Entries taken from a collection:
____

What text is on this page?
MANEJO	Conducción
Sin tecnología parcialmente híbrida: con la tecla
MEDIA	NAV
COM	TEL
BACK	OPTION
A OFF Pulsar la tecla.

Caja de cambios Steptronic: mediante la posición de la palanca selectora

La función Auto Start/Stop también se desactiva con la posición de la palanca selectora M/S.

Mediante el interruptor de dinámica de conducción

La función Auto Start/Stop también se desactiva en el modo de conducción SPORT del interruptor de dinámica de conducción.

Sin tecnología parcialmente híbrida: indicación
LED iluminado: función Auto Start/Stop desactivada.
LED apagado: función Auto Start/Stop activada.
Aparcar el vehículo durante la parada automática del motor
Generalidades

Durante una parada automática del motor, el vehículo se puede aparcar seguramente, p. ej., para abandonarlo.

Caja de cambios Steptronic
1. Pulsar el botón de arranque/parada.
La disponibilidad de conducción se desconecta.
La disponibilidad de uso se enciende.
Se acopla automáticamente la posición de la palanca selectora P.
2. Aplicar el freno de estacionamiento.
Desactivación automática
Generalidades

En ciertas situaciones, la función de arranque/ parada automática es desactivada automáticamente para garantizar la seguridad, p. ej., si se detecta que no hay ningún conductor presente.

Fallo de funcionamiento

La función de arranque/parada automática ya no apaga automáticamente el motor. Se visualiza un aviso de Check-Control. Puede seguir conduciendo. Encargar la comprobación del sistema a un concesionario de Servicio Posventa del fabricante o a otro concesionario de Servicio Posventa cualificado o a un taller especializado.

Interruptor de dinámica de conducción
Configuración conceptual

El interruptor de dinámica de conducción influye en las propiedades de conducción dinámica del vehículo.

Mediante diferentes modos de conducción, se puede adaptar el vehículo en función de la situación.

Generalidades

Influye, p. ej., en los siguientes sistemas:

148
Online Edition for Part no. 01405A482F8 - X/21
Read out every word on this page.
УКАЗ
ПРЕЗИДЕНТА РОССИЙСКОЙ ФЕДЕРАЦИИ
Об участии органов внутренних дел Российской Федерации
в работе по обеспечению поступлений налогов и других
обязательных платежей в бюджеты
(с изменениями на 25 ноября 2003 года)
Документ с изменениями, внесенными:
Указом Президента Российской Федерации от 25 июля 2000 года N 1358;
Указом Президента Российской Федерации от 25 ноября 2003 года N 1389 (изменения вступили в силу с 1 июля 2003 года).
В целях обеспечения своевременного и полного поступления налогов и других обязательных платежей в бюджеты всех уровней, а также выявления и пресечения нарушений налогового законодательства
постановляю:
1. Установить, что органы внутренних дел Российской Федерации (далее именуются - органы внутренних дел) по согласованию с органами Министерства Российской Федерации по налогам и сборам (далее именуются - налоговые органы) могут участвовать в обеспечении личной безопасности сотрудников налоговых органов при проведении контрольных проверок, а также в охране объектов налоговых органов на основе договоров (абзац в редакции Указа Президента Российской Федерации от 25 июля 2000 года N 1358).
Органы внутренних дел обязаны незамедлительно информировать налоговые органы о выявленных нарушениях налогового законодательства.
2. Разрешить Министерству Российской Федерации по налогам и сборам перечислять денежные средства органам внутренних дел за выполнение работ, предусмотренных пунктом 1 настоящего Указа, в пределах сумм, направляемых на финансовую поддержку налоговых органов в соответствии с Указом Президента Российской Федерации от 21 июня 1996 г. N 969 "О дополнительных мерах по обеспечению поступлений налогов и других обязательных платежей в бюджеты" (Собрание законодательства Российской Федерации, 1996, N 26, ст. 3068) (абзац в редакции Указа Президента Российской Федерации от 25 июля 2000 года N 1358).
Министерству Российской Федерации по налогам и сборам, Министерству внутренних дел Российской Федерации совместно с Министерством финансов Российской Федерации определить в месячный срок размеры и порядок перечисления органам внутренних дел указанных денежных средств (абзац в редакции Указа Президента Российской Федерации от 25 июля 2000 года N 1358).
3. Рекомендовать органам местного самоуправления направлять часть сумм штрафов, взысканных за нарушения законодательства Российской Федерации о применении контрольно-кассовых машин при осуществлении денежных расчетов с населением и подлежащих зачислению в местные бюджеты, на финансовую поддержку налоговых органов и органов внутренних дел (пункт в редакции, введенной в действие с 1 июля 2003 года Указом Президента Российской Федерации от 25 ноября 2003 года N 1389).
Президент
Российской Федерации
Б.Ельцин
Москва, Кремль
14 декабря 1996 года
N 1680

____

● WHAT TO WORK ON
Return each entry from above without altering a single character.

● EXPECTED ANSWER
What text is on this page?
MANEJO	Conducción
Sin tecnología parcialmente híbrida: con la tecla
MEDIA	NAV
COM	TEL
BACK	OPTION
A OFF Pulsar la tecla.

Caja de cambios Steptronic: mediante la posición de la palanca selectora

La función Auto Start/Stop también se desactiva con la posición de la palanca selectora M/S.

Mediante el interruptor de dinámica de conducción

La función Auto Start/Stop también se desactiva en el modo de conducción SPORT del interruptor de dinámica de conducción.

Sin tecnología parcialmente híbrida: indicación
LED iluminado: función Auto Start/Stop desactivada.
LED apagado: función Auto Start/Stop activada.
Aparcar el vehículo durante la parada automática del motor
Generalidades

Durante una parada automática del motor, el vehículo se puede aparcar seguramente, p. ej., para abandonarlo.

Caja de cambios Steptronic
1. Pulsar el botón de arranque/parada.
La disponibilidad de conducción se desconecta.
La disponibilidad de uso se enciende.
Se acopla automáticamente la posición de la palanca selectora P.
2. Aplicar el freno de estacionamiento.
Desactivación automática
Generalidades

En ciertas situaciones, la función de arranque/ parada automática es desactivada automáticamente para garantizar la seguridad, p. ej., si se detecta que no hay ningún conductor presente.

Fallo de funcionamiento

La función de arranque/parada automática ya no apaga automáticamente el motor. Se visualiza un aviso de Check-Control. Puede seguir conduciendo. Encargar la comprobación del sistema a un concesionario de Servicio Posventa del fabricante o a otro concesionario de Servicio Posventa cualificado o a un taller especializado.

Interruptor de dinámica de conducción
Configuración conceptual

El interruptor de dinámica de conducción influye en las propiedades de conducción dinámica del vehículo.

Mediante diferentes modos de conducción, se puede adaptar el vehículo en función de la situación.

Generalidades

Influye, p. ej., en los siguientes sistemas:

148
Online Edition for Part no. 01405A482F8 - X/21
Read out every word on this page.
УКАЗ
ПРЕЗИДЕНТА РОССИЙСКОЙ ФЕДЕРАЦИИ
Об участии органов внутренних дел Российской Федерации
в работе по обеспечению поступлений налогов и других
обязательных платежей в бюджеты
(с изменениями на 25 ноября 2003 года)
Документ с изменениями, внесенными:
Указом Президента Российской Федерации от 25 июля 2000 года N 1358;
Указом Президента Российской Федерации от 25 ноября 2003 года N 1389 (изменения вступили в силу с 1 июля 2003 года).
В целях обеспечения своевременного и полного поступления налогов и других обязательных платежей в бюджеты всех уровней, а также выявления и пресечения нарушений налогового законодательства
постановляю:
1. Установить, что органы внутренних дел Российской Федерации (далее именуются - органы внутренних дел) по согласованию с органами Министерства Российской Федерации по налогам и сборам (далее именуются - налоговые органы) могут участвовать в обеспечении личной безопасности сотрудников налоговых органов при проведении контрольных проверок, а также в охране объектов налоговых органов на основе договоров (абзац в редакции Указа Президента Российской Федерации от 25 июля 2000 года N 1358).
Органы внутренних дел обязаны незамедлительно информировать налоговые органы о выявленных нарушениях налогового законодательства.
2. Разрешить Министерству Российской Федерации по налогам и сборам перечислять денежные средства органам внутренних дел за выполнение работ, предусмотренных пунктом 1 настоящего Указа, в пределах сумм, направляемых на финансовую поддержку налоговых органов в соответствии с Указом Президента Российской Федерации от 21 июня 1996 г. N 969 "О дополнительных мерах по обеспечению поступлений налогов и других обязательных платежей в бюджеты" (Собрание законодательства Российской Федерации, 1996, N 26, ст. 3068) (абзац в редакции Указа Президента Российской Федерации от 25 июля 2000 года N 1358).
Министерству Российской Федерации по налогам и сборам, Министерству внутренних дел Российской Федерации совместно с Министерством финансов Российской Федерации определить в месячный срок размеры и порядок перечисления органам внутренних дел указанных денежных средств (абзац в редакции Указа Президента Российской Федерации от 25 июля 2000 года N 1358).
3. Рекомендовать органам местного самоуправления направлять часть сумм штрафов, взысканных за нарушения законодательства Российской Федерации о применении контрольно-кассовых машин при осуществлении денежных расчетов с населением и подлежащих зачислению в местные бюджеты, на финансовую поддержку налоговых органов и органов внутренних дел (пункт в редакции, введенной в действие с 1 июля 2003 года Указом Президента Российской Федерации от 25 ноября 2003 года N 1389).
Президент
Российской Федерации
Б.Ельцин
Москва, Кремль
14 декабря 1996 года
N 1680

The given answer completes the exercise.